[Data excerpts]
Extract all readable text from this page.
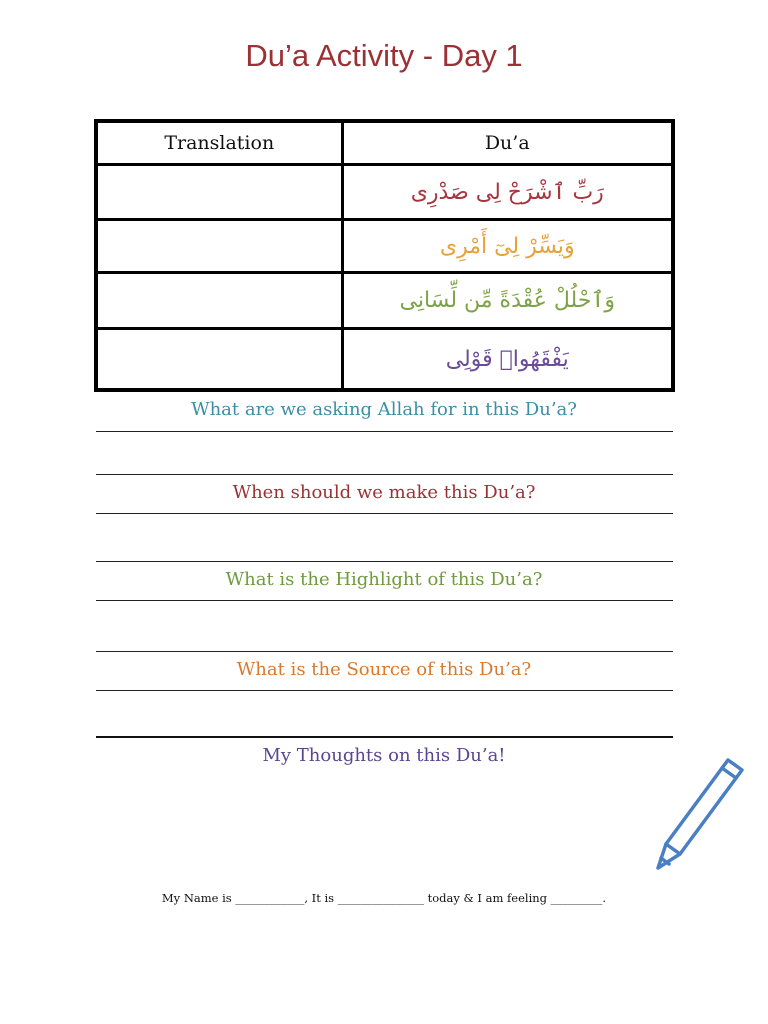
Du’a Activity - Day 1
Translation	Du’a
	رَبِّ ٱشْرَحْ لِى صَدْرِى
	وَيَسِّرْ لِىٓ أَمْرِى
	وَٱحْلُلْ عُقْدَةً مِّن لِّسَانِى
	يَفْقَهُوا۟ قَوْلِى
What are we asking Allah for in this Du’a?
When should we make this Du’a?
What is the Highlight of this Du’a?
What is the Source of this Du’a?
My Thoughts on this Du’a!
My Name is ____________, It is _______________ today & I am feeling _________.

§ **Written instruction**
Output each line exactly; omit every picture.

§ **Reply to the task**
Extract all readable text from this page.
Du’a Activity - Day 1
Translation	Du’a
	رَبِّ ٱشْرَحْ لِى صَدْرِى
	وَيَسِّرْ لِىٓ أَمْرِى
	وَٱحْلُلْ عُقْدَةً مِّن لِّسَانِى
	يَفْقَهُوا۟ قَوْلِى
What are we asking Allah for in this Du’a?
When should we make this Du’a?
What is the Highlight of this Du’a?
What is the Source of this Du’a?
My Thoughts on this Du’a!
My Name is ____________, It is _______________ today & I am feeling _________.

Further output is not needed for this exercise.